(Stored data entries)
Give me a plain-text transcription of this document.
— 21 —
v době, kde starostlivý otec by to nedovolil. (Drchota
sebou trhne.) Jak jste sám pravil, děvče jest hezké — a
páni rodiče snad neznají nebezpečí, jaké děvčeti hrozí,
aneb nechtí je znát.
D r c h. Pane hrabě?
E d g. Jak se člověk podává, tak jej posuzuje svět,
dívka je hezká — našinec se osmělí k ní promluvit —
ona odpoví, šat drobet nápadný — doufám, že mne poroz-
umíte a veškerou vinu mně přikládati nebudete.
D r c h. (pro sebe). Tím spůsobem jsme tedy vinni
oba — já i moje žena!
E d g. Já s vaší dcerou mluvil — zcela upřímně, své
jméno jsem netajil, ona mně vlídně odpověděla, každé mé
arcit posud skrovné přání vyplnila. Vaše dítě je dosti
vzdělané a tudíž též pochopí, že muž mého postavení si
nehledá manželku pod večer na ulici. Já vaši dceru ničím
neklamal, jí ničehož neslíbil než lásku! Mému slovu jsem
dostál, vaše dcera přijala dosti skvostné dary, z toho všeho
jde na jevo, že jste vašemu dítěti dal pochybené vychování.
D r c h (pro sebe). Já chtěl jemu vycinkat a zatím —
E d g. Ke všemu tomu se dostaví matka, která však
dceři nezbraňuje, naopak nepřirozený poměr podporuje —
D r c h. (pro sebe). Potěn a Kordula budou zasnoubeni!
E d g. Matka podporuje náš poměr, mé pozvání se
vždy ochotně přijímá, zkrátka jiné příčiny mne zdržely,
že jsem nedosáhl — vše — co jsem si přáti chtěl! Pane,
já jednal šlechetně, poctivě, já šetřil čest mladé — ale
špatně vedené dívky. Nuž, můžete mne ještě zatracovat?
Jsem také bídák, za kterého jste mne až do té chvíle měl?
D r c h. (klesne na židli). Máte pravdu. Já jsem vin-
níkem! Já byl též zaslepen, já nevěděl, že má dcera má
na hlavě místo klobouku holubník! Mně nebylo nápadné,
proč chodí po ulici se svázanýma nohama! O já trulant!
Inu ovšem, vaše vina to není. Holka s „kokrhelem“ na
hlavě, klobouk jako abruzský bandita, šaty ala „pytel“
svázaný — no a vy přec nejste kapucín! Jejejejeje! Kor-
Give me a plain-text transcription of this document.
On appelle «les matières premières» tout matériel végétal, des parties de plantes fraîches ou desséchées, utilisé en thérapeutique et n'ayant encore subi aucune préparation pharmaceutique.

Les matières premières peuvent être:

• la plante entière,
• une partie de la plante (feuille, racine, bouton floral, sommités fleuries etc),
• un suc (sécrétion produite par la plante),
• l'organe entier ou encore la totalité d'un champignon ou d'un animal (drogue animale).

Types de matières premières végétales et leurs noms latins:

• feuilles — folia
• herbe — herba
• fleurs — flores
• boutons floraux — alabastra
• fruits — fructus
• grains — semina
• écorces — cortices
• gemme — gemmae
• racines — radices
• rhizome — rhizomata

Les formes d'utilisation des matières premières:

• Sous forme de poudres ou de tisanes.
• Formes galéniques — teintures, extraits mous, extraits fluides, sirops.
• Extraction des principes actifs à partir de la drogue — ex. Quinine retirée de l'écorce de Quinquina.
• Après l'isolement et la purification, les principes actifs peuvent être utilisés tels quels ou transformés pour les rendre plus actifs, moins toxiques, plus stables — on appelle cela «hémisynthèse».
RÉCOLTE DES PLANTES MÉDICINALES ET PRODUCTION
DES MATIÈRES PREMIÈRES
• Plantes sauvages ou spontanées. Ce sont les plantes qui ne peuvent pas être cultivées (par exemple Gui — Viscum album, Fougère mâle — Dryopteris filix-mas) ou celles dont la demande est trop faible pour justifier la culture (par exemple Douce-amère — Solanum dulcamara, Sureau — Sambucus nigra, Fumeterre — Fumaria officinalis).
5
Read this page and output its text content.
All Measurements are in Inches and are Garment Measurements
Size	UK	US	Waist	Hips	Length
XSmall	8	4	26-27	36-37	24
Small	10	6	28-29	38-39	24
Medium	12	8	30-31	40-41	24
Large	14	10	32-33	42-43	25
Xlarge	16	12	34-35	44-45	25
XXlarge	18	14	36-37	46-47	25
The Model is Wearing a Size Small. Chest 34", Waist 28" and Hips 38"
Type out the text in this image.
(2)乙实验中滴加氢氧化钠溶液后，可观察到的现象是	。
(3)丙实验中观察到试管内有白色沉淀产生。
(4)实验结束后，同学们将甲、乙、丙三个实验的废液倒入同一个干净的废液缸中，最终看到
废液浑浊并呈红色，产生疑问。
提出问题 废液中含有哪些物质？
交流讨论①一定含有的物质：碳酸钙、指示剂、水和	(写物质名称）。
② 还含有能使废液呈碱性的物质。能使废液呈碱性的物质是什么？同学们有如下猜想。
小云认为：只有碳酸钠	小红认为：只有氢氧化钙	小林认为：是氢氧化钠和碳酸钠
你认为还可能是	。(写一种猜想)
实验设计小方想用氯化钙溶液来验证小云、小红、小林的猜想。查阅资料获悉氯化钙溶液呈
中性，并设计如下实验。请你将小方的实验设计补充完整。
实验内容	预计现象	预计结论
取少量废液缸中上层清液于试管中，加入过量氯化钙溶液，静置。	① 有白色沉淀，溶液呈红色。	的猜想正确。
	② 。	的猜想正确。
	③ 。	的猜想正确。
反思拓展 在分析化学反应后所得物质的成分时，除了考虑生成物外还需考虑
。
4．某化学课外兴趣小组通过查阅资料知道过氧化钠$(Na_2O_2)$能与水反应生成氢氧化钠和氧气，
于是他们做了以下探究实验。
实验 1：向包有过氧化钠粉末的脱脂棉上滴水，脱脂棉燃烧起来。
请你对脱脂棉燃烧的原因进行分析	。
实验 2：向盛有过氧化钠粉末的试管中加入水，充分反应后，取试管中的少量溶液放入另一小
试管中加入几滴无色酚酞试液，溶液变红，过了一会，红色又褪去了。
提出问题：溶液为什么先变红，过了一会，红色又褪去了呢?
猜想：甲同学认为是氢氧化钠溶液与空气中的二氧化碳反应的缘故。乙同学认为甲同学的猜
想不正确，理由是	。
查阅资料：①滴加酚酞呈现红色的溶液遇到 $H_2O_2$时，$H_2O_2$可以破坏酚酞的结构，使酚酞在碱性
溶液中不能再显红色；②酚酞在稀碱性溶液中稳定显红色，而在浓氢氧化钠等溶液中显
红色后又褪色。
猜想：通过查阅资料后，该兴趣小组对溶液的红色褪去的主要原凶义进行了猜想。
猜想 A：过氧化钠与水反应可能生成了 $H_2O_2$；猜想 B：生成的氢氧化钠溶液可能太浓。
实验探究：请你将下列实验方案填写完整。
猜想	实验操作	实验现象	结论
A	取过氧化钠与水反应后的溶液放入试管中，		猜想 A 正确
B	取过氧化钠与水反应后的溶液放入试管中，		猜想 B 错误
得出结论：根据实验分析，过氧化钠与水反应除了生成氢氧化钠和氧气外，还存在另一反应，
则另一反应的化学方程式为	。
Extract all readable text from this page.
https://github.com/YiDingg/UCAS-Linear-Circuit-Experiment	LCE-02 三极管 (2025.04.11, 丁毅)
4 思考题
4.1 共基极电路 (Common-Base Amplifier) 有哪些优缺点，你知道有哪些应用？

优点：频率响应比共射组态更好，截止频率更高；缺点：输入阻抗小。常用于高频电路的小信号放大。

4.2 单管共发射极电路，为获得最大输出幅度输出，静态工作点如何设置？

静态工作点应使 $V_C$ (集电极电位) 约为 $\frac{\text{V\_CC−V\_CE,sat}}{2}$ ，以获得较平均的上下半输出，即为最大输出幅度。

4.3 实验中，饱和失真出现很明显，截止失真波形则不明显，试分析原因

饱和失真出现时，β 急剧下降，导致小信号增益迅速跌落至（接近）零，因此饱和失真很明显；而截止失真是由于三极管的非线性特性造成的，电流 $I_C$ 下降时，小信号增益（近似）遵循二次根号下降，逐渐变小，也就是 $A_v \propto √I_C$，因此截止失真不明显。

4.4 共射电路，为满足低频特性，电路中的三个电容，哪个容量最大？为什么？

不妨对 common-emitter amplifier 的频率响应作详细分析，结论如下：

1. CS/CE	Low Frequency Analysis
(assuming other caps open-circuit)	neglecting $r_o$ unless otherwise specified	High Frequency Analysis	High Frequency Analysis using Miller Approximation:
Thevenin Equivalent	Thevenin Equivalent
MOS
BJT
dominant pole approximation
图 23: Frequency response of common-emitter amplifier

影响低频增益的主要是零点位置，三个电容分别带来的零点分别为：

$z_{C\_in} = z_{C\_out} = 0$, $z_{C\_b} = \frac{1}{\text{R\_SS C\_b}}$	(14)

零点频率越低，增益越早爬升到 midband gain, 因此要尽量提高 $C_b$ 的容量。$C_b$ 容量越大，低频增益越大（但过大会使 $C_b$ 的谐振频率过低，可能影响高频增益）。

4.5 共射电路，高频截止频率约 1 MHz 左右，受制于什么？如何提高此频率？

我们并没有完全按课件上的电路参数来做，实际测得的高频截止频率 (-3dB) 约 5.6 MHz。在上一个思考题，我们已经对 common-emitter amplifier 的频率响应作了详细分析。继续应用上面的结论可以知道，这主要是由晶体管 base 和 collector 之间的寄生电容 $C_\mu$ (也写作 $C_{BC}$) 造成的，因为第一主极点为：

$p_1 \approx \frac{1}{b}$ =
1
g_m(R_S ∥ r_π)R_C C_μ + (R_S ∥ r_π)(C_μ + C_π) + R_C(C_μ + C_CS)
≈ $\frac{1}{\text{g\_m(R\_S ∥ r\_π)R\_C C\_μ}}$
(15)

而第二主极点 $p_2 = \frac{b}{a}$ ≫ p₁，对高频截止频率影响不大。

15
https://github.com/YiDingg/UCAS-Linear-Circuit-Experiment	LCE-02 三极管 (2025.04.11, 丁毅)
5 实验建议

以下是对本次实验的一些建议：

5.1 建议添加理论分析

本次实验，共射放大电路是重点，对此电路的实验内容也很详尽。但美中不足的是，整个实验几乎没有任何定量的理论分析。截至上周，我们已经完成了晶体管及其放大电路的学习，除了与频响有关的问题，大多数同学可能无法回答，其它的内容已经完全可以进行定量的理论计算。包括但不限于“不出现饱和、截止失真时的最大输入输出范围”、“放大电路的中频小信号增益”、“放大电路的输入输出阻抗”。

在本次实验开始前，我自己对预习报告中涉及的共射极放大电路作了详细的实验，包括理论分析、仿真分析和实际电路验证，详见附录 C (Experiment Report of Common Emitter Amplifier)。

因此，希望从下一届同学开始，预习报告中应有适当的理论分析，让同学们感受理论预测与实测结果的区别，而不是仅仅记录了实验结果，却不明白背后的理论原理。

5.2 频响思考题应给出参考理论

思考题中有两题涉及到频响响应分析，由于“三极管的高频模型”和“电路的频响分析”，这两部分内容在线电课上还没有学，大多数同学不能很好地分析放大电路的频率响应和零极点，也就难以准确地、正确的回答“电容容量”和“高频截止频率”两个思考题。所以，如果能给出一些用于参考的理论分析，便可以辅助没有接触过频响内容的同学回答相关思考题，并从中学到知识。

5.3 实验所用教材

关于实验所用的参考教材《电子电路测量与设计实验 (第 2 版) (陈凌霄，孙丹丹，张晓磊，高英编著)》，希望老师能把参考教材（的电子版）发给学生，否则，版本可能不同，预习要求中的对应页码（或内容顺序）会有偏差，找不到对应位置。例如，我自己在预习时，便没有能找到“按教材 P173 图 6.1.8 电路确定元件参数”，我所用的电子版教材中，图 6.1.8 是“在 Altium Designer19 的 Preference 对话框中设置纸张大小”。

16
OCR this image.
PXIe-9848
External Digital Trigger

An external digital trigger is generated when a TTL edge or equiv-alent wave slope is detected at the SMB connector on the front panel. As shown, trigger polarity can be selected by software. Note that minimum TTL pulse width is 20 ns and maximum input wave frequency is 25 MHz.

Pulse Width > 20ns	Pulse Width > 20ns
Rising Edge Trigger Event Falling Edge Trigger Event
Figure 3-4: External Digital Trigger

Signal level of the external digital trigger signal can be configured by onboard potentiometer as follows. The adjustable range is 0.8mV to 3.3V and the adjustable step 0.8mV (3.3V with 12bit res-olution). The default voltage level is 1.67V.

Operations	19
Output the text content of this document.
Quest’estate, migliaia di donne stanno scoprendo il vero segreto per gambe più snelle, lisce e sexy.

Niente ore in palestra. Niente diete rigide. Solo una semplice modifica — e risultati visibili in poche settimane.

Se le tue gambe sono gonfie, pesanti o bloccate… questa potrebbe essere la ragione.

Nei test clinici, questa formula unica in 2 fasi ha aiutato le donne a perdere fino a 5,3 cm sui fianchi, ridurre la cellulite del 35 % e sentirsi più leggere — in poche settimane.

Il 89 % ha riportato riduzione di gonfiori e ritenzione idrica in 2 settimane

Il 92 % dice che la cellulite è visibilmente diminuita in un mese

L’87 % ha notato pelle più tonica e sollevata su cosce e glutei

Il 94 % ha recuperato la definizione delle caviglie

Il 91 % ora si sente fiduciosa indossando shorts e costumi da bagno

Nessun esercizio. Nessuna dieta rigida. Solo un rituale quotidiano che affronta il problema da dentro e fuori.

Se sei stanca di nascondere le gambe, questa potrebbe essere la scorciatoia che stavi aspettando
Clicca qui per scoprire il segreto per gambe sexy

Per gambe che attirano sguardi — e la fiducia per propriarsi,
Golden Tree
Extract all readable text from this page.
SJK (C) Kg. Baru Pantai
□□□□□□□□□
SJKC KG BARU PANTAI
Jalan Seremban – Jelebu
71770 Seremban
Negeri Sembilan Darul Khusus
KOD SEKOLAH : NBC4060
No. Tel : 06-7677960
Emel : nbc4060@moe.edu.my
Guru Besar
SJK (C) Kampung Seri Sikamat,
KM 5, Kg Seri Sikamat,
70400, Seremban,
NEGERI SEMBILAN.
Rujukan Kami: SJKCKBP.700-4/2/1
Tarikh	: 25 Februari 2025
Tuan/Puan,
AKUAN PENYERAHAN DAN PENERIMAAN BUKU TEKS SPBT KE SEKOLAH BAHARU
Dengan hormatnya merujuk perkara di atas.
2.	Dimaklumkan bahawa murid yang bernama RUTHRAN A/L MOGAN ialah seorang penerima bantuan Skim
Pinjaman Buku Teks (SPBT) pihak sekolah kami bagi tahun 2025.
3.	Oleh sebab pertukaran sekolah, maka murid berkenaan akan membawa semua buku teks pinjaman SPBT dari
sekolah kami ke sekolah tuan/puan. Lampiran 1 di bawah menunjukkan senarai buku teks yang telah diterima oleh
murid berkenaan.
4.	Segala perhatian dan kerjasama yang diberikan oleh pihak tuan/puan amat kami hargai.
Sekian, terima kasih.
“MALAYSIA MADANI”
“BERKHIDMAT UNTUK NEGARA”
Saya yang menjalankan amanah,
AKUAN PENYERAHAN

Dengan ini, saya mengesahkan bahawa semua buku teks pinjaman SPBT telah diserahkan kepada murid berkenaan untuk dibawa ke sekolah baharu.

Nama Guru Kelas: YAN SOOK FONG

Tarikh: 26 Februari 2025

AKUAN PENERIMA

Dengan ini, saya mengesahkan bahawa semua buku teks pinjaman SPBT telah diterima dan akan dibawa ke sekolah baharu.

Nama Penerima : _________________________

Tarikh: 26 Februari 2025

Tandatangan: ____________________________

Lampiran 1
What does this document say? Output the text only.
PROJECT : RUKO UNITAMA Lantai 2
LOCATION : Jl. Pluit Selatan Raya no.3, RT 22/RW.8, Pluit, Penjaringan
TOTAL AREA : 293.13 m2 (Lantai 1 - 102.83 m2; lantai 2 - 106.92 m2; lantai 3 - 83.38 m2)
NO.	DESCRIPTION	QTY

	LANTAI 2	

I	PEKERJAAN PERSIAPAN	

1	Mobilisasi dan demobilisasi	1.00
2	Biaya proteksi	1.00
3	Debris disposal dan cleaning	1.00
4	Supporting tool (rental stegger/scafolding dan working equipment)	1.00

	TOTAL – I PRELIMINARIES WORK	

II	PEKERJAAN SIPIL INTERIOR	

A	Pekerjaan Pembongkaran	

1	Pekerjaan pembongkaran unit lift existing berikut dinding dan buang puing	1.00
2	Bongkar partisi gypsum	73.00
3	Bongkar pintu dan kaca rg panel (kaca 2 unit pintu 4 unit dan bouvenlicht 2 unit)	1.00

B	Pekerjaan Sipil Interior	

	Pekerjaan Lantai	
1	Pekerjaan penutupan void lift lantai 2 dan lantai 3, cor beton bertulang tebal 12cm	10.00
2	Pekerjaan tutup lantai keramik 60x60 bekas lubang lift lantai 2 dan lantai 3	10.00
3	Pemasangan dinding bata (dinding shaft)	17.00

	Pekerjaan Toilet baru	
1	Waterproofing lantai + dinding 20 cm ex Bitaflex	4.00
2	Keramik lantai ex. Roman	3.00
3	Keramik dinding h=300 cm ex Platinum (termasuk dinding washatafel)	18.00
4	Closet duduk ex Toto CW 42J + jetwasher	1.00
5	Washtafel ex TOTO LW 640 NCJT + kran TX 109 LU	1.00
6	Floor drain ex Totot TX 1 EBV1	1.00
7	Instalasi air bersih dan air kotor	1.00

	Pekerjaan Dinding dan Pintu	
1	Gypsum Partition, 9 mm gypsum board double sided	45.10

Brief:
Return nothing except the number of lines that include the string "Sikamat".

Reply:
2